Given instruction: Copy the material below line for line, changing no character.

Records to use:
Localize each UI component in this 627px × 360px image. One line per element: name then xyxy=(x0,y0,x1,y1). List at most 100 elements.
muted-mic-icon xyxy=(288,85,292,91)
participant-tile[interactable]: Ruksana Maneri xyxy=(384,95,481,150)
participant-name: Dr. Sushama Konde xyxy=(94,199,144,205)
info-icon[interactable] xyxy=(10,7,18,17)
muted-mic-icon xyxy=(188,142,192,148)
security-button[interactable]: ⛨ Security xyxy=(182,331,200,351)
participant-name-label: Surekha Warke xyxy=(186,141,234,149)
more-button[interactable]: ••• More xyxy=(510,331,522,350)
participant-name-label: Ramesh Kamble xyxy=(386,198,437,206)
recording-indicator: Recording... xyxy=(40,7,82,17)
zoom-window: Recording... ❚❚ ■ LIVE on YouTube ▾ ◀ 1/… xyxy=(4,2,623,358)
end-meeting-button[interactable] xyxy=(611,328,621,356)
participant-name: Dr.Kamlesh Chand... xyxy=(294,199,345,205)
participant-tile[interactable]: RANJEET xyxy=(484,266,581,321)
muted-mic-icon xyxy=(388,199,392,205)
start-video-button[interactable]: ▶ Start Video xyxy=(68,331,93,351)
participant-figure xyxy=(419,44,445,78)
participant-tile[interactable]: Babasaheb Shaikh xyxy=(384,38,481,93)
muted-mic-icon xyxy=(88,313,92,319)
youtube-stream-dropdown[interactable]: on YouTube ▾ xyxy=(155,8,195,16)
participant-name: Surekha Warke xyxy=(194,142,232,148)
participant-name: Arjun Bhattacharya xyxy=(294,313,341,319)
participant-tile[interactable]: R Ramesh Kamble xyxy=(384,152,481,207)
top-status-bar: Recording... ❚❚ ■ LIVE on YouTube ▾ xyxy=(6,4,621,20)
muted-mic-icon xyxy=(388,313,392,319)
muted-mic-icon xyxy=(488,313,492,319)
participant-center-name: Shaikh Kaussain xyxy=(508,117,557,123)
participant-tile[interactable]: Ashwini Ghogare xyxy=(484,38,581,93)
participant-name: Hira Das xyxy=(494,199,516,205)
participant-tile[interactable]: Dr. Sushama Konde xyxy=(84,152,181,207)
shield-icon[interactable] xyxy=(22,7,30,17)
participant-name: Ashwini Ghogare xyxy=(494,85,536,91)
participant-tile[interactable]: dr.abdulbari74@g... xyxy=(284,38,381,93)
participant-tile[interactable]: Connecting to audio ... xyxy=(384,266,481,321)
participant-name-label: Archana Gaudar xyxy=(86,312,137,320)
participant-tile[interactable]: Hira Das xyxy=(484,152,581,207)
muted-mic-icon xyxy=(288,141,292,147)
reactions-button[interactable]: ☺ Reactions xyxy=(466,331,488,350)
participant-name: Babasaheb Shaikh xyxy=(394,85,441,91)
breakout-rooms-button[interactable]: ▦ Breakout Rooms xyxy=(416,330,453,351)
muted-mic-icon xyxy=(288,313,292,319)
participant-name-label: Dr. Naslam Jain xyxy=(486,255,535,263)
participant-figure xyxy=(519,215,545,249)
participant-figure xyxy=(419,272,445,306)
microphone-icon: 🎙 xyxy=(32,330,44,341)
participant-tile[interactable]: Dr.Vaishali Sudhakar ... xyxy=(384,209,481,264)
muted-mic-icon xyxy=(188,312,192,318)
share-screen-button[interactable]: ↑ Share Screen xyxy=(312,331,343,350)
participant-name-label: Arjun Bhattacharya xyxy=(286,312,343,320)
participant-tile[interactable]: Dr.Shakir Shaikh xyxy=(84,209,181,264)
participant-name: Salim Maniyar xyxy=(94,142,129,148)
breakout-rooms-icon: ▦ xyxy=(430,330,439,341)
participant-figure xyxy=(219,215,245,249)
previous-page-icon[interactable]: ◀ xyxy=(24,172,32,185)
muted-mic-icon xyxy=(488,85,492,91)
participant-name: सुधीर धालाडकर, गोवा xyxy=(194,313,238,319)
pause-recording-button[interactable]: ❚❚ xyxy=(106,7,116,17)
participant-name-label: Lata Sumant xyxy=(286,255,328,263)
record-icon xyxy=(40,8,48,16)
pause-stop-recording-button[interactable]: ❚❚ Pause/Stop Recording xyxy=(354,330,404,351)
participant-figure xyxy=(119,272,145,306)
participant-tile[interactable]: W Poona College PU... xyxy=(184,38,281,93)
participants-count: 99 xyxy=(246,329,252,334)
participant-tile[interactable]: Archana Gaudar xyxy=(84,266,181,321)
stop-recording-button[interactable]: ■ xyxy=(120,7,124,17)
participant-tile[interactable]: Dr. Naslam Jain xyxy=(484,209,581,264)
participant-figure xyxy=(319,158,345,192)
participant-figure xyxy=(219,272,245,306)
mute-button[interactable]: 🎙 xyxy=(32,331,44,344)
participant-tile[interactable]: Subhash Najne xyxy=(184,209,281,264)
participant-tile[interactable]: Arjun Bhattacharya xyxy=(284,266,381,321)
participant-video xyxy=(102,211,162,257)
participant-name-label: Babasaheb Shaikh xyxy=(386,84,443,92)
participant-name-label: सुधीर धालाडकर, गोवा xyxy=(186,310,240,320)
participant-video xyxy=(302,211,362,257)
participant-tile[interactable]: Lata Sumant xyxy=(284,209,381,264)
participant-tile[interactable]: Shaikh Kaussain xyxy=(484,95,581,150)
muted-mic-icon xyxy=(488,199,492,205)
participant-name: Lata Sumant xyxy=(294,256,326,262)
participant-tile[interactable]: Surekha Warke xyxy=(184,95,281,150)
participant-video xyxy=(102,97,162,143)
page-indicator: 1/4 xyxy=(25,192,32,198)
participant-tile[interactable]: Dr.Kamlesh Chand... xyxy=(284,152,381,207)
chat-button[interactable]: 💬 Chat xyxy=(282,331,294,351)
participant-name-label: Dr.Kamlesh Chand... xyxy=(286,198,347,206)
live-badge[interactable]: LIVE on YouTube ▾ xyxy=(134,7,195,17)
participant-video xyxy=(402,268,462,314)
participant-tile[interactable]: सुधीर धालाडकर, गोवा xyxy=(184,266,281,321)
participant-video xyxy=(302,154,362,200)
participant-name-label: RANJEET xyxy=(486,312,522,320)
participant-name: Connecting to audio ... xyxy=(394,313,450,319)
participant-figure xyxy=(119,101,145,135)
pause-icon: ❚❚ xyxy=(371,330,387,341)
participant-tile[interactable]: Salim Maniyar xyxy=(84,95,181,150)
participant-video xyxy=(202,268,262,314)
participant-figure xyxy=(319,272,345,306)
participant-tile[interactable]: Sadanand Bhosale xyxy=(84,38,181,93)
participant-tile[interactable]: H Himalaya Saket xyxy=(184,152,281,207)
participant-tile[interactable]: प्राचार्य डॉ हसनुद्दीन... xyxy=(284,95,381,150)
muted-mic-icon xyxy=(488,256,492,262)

Answer for the task:
Localize each UI component in this 627px × 360px image. One line per element: name then xyxy=(x0,y0,x1,y1). List at most 100 elements.
muted-mic-icon xyxy=(288,85,292,91)
participant-tile[interactable]: Ruksana Maneri xyxy=(384,95,481,150)
participant-name: Dr. Sushama Konde xyxy=(94,199,144,205)
info-icon[interactable] xyxy=(10,7,18,17)
muted-mic-icon xyxy=(188,142,192,148)
security-button[interactable]: ⛨ Security xyxy=(182,331,200,351)
participant-name-label: Surekha Warke xyxy=(186,141,234,149)
more-button[interactable]: ••• More xyxy=(510,331,522,350)
participant-name-label: Ramesh Kamble xyxy=(386,198,437,206)
recording-indicator: Recording... xyxy=(40,7,82,17)
zoom-window: Recording... ❚❚ ■ LIVE on YouTube ▾ ◀ 1/… xyxy=(4,2,623,358)
end-meeting-button[interactable] xyxy=(611,328,621,356)
participant-name: Dr.Kamlesh Chand... xyxy=(294,199,345,205)
participant-tile[interactable]: RANJEET xyxy=(484,266,581,321)
muted-mic-icon xyxy=(388,199,392,205)
start-video-button[interactable]: ▶ Start Video xyxy=(68,331,93,351)
participant-figure xyxy=(419,44,445,78)
participant-tile[interactable]: Babasaheb Shaikh xyxy=(384,38,481,93)
muted-mic-icon xyxy=(88,313,92,319)
youtube-stream-dropdown[interactable]: on YouTube ▾ xyxy=(155,8,195,16)
participant-name: Surekha Warke xyxy=(194,142,232,148)
participant-name: Arjun Bhattacharya xyxy=(294,313,341,319)
participant-tile[interactable]: R Ramesh Kamble xyxy=(384,152,481,207)
top-status-bar: Recording... ❚❚ ■ LIVE on YouTube ▾ xyxy=(6,4,621,20)
muted-mic-icon xyxy=(388,313,392,319)
muted-mic-icon xyxy=(488,313,492,319)
participant-center-name: Shaikh Kaussain xyxy=(508,117,557,123)
participant-tile[interactable]: Ashwini Ghogare xyxy=(484,38,581,93)
participant-name: Hira Das xyxy=(494,199,516,205)
participant-tile[interactable]: Dr. Sushama Konde xyxy=(84,152,181,207)
shield-icon[interactable] xyxy=(22,7,30,17)
participant-name: Ashwini Ghogare xyxy=(494,85,536,91)
participant-tile[interactable]: dr.abdulbari74@g... xyxy=(284,38,381,93)
participant-tile[interactable]: Connecting to audio ... xyxy=(384,266,481,321)
participant-name-label: Archana Gaudar xyxy=(86,312,137,320)
participant-tile[interactable]: Hira Das xyxy=(484,152,581,207)
muted-mic-icon xyxy=(288,141,292,147)
reactions-button[interactable]: ☺ Reactions xyxy=(466,331,488,350)
participant-name: Babasaheb Shaikh xyxy=(394,85,441,91)
breakout-rooms-button[interactable]: ▦ Breakout Rooms xyxy=(416,330,453,351)
muted-mic-icon xyxy=(288,313,292,319)
participant-name-label: Dr. Naslam Jain xyxy=(486,255,535,263)
participant-figure xyxy=(519,215,545,249)
participant-figure xyxy=(419,272,445,306)
microphone-icon: 🎙 xyxy=(32,330,44,341)
participant-tile[interactable]: Dr.Vaishali Sudhakar ... xyxy=(384,209,481,264)
muted-mic-icon xyxy=(188,312,192,318)
share-screen-button[interactable]: ↑ Share Screen xyxy=(312,331,343,350)
participant-name-label: Arjun Bhattacharya xyxy=(286,312,343,320)
participant-tile[interactable]: Dr.Shakir Shaikh xyxy=(84,209,181,264)
participant-name: Salim Maniyar xyxy=(94,142,129,148)
breakout-rooms-icon: ▦ xyxy=(430,330,439,341)
participant-figure xyxy=(219,215,245,249)
previous-page-icon[interactable]: ◀ xyxy=(24,172,32,185)
muted-mic-icon xyxy=(488,85,492,91)
participant-name: सुधीर धालाडकर, गोवा xyxy=(194,313,238,319)
pause-recording-button[interactable]: ❚❚ xyxy=(106,7,116,17)
participant-name-label: Lata Sumant xyxy=(286,255,328,263)
record-icon xyxy=(40,8,48,16)
pause-stop-recording-button[interactable]: ❚❚ Pause/Stop Recording xyxy=(354,330,404,351)
participant-figure xyxy=(119,272,145,306)
participant-tile[interactable]: W Poona College PU... xyxy=(184,38,281,93)
participants-count: 99 xyxy=(246,329,252,334)
participant-tile[interactable]: Archana Gaudar xyxy=(84,266,181,321)
stop-recording-button[interactable]: ■ xyxy=(120,7,124,17)
participant-tile[interactable]: Dr. Naslam Jain xyxy=(484,209,581,264)
participant-figure xyxy=(319,158,345,192)
participant-figure xyxy=(219,272,245,306)
mute-button[interactable]: 🎙 xyxy=(32,331,44,344)
participant-tile[interactable]: Subhash Najne xyxy=(184,209,281,264)
participant-tile[interactable]: Arjun Bhattacharya xyxy=(284,266,381,321)
participant-video xyxy=(102,211,162,257)
participant-name-label: Babasaheb Shaikh xyxy=(386,84,443,92)
participant-name-label: सुधीर धालाडकर, गोवा xyxy=(186,310,240,320)
participant-video xyxy=(302,211,362,257)
participant-tile[interactable]: Lata Sumant xyxy=(284,209,381,264)
participant-tile[interactable]: Shaikh Kaussain xyxy=(484,95,581,150)
muted-mic-icon xyxy=(488,199,492,205)
participant-name: Lata Sumant xyxy=(294,256,326,262)
participant-tile[interactable]: Surekha Warke xyxy=(184,95,281,150)
participant-video xyxy=(102,97,162,143)
page-indicator: 1/4 xyxy=(25,192,32,198)
participant-tile[interactable]: Dr.Kamlesh Chand... xyxy=(284,152,381,207)
chat-button[interactable]: 💬 Chat xyxy=(282,331,294,351)
participant-name-label: Dr.Kamlesh Chand... xyxy=(286,198,347,206)
live-badge[interactable]: LIVE on YouTube ▾ xyxy=(134,7,195,17)
participant-video xyxy=(402,268,462,314)
participant-tile[interactable]: सुधीर धालाडकर, गोवा xyxy=(184,266,281,321)
participant-video xyxy=(302,154,362,200)
participant-name-label: RANJEET xyxy=(486,312,522,320)
participant-name: Connecting to audio ... xyxy=(394,313,450,319)
participant-figure xyxy=(119,101,145,135)
pause-icon: ❚❚ xyxy=(371,330,387,341)
participant-tile[interactable]: Salim Maniyar xyxy=(84,95,181,150)
participant-video xyxy=(202,268,262,314)
participant-figure xyxy=(319,272,345,306)
participant-tile[interactable]: Sadanand Bhosale xyxy=(84,38,181,93)
participant-tile[interactable]: H Himalaya Saket xyxy=(184,152,281,207)
participant-tile[interactable]: प्राचार्य डॉ हसनुद्दीन... xyxy=(284,95,381,150)
muted-mic-icon xyxy=(488,256,492,262)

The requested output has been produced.